_Short exercise_.
An exact copy of every record is needed.

_Working data_.
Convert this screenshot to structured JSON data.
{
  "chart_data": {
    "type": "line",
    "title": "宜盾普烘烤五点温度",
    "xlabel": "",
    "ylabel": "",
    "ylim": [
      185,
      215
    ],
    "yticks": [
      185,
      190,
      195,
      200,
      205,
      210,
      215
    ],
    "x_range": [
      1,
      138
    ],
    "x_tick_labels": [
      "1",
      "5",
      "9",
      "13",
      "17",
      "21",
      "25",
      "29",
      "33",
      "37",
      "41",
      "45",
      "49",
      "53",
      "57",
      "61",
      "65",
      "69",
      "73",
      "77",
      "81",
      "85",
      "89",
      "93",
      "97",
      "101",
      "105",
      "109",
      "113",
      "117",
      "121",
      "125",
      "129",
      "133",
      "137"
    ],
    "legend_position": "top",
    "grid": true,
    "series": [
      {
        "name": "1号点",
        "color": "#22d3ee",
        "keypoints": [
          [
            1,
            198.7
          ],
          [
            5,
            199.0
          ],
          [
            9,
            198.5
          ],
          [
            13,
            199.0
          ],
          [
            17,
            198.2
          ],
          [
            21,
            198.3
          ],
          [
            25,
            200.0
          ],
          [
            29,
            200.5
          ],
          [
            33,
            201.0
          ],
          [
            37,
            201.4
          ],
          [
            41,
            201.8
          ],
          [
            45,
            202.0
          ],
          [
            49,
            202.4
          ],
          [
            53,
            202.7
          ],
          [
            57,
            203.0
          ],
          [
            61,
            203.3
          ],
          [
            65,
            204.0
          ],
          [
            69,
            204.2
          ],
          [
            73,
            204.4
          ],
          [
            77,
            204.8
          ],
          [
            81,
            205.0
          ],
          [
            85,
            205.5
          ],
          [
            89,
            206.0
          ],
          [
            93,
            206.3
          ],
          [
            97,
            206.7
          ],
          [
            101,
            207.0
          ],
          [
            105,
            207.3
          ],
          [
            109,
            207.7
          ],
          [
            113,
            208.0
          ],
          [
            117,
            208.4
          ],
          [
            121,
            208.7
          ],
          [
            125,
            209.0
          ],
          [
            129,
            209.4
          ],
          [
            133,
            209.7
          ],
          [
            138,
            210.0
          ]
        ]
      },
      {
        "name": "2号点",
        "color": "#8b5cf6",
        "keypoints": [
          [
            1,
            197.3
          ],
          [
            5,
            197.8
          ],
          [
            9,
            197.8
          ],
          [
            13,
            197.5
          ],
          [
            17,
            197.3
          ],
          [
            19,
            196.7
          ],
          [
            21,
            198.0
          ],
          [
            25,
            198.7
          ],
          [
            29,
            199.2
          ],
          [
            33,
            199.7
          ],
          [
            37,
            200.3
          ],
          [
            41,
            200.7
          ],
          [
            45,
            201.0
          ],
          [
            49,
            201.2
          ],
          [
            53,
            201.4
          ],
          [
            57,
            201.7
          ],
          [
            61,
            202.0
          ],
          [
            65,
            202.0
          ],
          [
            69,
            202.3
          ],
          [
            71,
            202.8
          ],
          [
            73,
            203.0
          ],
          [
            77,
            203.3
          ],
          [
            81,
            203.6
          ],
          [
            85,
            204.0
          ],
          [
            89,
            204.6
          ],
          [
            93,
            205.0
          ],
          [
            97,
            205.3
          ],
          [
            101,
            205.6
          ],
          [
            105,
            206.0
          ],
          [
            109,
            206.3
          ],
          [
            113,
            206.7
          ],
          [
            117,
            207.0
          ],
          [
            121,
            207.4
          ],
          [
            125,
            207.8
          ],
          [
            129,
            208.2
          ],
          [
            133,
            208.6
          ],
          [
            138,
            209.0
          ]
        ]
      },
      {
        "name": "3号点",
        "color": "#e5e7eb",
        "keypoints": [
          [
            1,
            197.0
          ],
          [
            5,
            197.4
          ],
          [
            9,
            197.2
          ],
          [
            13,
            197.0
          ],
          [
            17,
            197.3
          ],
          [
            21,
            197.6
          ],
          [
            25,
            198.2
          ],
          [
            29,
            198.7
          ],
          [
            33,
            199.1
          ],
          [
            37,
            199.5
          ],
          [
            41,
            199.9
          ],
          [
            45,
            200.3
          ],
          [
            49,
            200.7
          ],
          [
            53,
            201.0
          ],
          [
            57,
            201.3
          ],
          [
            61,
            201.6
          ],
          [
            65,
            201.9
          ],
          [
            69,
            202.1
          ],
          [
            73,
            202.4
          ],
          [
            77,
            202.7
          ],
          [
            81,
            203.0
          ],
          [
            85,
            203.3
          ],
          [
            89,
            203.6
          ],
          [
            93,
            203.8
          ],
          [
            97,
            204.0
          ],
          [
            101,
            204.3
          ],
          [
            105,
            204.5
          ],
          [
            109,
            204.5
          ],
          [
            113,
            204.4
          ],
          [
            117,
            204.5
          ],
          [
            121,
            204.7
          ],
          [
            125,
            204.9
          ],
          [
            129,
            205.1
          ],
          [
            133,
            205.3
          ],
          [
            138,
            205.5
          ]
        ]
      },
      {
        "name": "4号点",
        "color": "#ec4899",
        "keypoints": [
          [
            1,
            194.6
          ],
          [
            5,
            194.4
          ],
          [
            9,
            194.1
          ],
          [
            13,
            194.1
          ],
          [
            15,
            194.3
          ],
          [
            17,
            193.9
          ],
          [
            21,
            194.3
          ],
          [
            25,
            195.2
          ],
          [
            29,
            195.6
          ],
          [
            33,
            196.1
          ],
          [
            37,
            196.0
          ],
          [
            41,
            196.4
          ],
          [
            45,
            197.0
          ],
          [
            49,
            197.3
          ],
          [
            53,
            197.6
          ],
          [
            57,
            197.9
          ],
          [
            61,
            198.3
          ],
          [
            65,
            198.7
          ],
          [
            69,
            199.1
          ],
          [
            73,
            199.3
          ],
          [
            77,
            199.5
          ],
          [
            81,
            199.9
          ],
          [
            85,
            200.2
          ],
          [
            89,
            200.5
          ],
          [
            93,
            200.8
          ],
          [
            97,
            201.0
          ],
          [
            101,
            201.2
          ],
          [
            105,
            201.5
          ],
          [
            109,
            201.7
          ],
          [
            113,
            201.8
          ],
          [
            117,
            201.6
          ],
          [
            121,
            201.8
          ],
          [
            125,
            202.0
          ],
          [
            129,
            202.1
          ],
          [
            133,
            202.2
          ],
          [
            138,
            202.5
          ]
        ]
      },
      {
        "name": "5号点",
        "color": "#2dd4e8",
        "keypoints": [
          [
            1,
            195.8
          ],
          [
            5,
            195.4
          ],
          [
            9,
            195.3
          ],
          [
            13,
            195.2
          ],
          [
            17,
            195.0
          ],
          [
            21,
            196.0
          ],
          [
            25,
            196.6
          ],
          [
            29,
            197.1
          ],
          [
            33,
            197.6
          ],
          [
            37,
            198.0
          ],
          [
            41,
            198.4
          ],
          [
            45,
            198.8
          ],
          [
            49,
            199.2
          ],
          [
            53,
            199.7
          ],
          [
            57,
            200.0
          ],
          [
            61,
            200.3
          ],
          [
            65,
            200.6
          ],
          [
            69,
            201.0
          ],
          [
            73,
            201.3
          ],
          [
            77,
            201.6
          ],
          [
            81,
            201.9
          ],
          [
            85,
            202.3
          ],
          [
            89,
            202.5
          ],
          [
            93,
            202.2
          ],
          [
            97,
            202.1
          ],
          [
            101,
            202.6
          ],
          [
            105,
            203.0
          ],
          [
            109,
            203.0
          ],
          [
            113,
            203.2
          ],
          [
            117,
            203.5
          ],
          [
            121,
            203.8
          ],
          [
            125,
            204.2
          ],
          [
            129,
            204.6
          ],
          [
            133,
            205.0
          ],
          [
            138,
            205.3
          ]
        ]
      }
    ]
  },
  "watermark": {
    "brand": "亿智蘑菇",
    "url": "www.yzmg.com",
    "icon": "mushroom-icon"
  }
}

_Exercise result_.
Convert this screenshot to structured JSON data.
{
  "chart_data": {
    "type": "line",
    "title": "宜盾普烘烤五点温度",
    "xlabel": "",
    "ylabel": "",
    "ylim": [
      185,
      215
    ],
    "yticks": [
      185,
      190,
      195,
      200,
      205,
      210,
      215
    ],
    "x_range": [
      1,
      138
    ],
    "x_tick_labels": [
      "1",
      "5",
      "9",
      "13",
      "17",
      "21",
      "25",
      "29",
      "33",
      "37",
      "41",
      "45",
      "49",
      "53",
      "57",
      "61",
      "65",
      "69",
      "73",
      "77",
      "81",
      "85",
      "89",
      "93",
      "97",
      "101",
      "105",
      "109",
      "113",
      "117",
      "121",
      "125",
      "129",
      "133",
      "137"
    ],
    "legend_position": "top",
    "grid": true,
    "series": [
      {
        "name": "1号点",
        "color": "#22d3ee",
        "keypoints": [
          [
            1,
            198.7
          ],
          [
            5,
            199.0
          ],
          [
            9,
            198.5
          ],
          [
            13,
            199.0
          ],
          [
            17,
            198.2
          ],
          [
            21,
            198.3
          ],
          [
            25,
            200.0
          ],
          [
            29,
            200.5
          ],
          [
            33,
            201.0
          ],
          [
            37,
            201.4
          ],
          [
            41,
            201.8
          ],
          [
            45,
            202.0
          ],
          [
            49,
            202.4
          ],
          [
            53,
            202.7
          ],
          [
            57,
            203.0
          ],
          [
            61,
            203.3
          ],
          [
            65,
            204.0
          ],
          [
            69,
            204.2
          ],
          [
            73,
            204.4
          ],
          [
            77,
            204.8
          ],
          [
            81,
            205.0
          ],
          [
            85,
            205.5
          ],
          [
            89,
            206.0
          ],
          [
            93,
            206.3
          ],
          [
            97,
            206.7
          ],
          [
            101,
            207.0
          ],
          [
            105,
            207.3
          ],
          [
            109,
            207.7
          ],
          [
            113,
            208.0
          ],
          [
            117,
            208.4
          ],
          [
            121,
            208.7
          ],
          [
            125,
            209.0
          ],
          [
            129,
            209.4
          ],
          [
            133,
            209.7
          ],
          [
            138,
            210.0
          ]
        ]
      },
      {
        "name": "2号点",
        "color": "#8b5cf6",
        "keypoints": [
          [
            1,
            197.3
          ],
          [
            5,
            197.8
          ],
          [
            9,
            197.8
          ],
          [
            13,
            197.5
          ],
          [
            17,
            197.3
          ],
          [
            19,
            196.7
          ],
          [
            21,
            198.0
          ],
          [
            25,
            198.7
          ],
          [
            29,
            199.2
          ],
          [
            33,
            199.7
          ],
          [
            37,
            200.3
          ],
          [
            41,
            200.7
          ],
          [
            45,
            201.0
          ],
          [
            49,
            201.2
          ],
          [
            53,
            201.4
          ],
          [
            57,
            201.7
          ],
          [
            61,
            202.0
          ],
          [
            65,
            202.0
          ],
          [
            69,
            202.3
          ],
          [
            71,
            202.8
          ],
          [
            73,
            203.0
          ],
          [
            77,
            203.3
          ],
          [
            81,
            203.6
          ],
          [
            85,
            204.0
          ],
          [
            89,
            204.6
          ],
          [
            93,
            205.0
          ],
          [
            97,
            205.3
          ],
          [
            101,
            205.6
          ],
          [
            105,
            206.0
          ],
          [
            109,
            206.3
          ],
          [
            113,
            206.7
          ],
          [
            117,
            207.0
          ],
          [
            121,
            207.4
          ],
          [
            125,
            207.8
          ],
          [
            129,
            208.2
          ],
          [
            133,
            208.6
          ],
          [
            138,
            209.0
          ]
        ]
      },
      {
        "name": "3号点",
        "color": "#e5e7eb",
        "keypoints": [
          [
            1,
            197.0
          ],
          [
            5,
            197.4
          ],
          [
            9,
            197.2
          ],
          [
            13,
            197.0
          ],
          [
            17,
            197.3
          ],
          [
            21,
            197.6
          ],
          [
            25,
            198.2
          ],
          [
            29,
            198.7
          ],
          [
            33,
            199.1
          ],
          [
            37,
            199.5
          ],
          [
            41,
            199.9
          ],
          [
            45,
            200.3
          ],
          [
            49,
            200.7
          ],
          [
            53,
            201.0
          ],
          [
            57,
            201.3
          ],
          [
            61,
            201.6
          ],
          [
            65,
            201.9
          ],
          [
            69,
            202.1
          ],
          [
            73,
            202.4
          ],
          [
            77,
            202.7
          ],
          [
            81,
            203.0
          ],
          [
            85,
            203.3
          ],
          [
            89,
            203.6
          ],
          [
            93,
            203.8
          ],
          [
            97,
            204.0
          ],
          [
            101,
            204.3
          ],
          [
            105,
            204.5
          ],
          [
            109,
            204.5
          ],
          [
            113,
            204.4
          ],
          [
            117,
            204.5
          ],
          [
            121,
            204.7
          ],
          [
            125,
            204.9
          ],
          [
            129,
            205.1
          ],
          [
            133,
            205.3
          ],
          [
            138,
            205.5
          ]
        ]
      },
      {
        "name": "4号点",
        "color": "#ec4899",
        "keypoints": [
          [
            1,
            194.6
          ],
          [
            5,
            194.4
          ],
          [
            9,
            194.1
          ],
          [
            13,
            194.1
          ],
          [
            15,
            194.3
          ],
          [
            17,
            193.9
          ],
          [
            21,
            194.3
          ],
          [
            25,
            195.2
          ],
          [
            29,
            195.6
          ],
          [
            33,
            196.1
          ],
          [
            37,
            196.0
          ],
          [
            41,
            196.4
          ],
          [
            45,
            197.0
          ],
          [
            49,
            197.3
          ],
          [
            53,
            197.6
          ],
          [
            57,
            197.9
          ],
          [
            61,
            198.3
          ],
          [
            65,
            198.7
          ],
          [
            69,
            199.1
          ],
          [
            73,
            199.3
          ],
          [
            77,
            199.5
          ],
          [
            81,
            199.9
          ],
          [
            85,
            200.2
          ],
          [
            89,
            200.5
          ],
          [
            93,
            200.8
          ],
          [
            97,
            201.0
          ],
          [
            101,
            201.2
          ],
          [
            105,
            201.5
          ],
          [
            109,
            201.7
          ],
          [
            113,
            201.8
          ],
          [
            117,
            201.6
          ],
          [
            121,
            201.8
          ],
          [
            125,
            202.0
          ],
          [
            129,
            202.1
          ],
          [
            133,
            202.2
          ],
          [
            138,
            202.5
          ]
        ]
      },
      {
        "name": "5号点",
        "color": "#2dd4e8",
        "keypoints": [
          [
            1,
            195.8
          ],
          [
            5,
            195.4
          ],
          [
            9,
            195.3
          ],
          [
            13,
            195.2
          ],
          [
            17,
            195.0
          ],
          [
            21,
            196.0
          ],
          [
            25,
            196.6
          ],
          [
            29,
            197.1
          ],
          [
            33,
            197.6
          ],
          [
            37,
            198.0
          ],
          [
            41,
            198.4
          ],
          [
            45,
            198.8
          ],
          [
            49,
            199.2
          ],
          [
            53,
            199.7
          ],
          [
            57,
            200.0
          ],
          [
            61,
            200.3
          ],
          [
            65,
            200.6
          ],
          [
            69,
            201.0
          ],
          [
            73,
            201.3
          ],
          [
            77,
            201.6
          ],
          [
            81,
            201.9
          ],
          [
            85,
            202.3
          ],
          [
            89,
            202.5
          ],
          [
            93,
            202.2
          ],
          [
            97,
            202.1
          ],
          [
            101,
            202.6
          ],
          [
            105,
            203.0
          ],
          [
            109,
            203.0
          ],
          [
            113,
            203.2
          ],
          [
            117,
            203.5
          ],
          [
            121,
            203.8
          ],
          [
            125,
            204.2
          ],
          [
            129,
            204.6
          ],
          [
            133,
            205.0
          ],
          [
            138,
            205.3
          ]
        ]
      }
    ]
  },
  "watermark": {
    "brand": "亿智蘑菇",
    "url": "www.yzmg.com",
    "icon": "mushroom-icon"
  }
}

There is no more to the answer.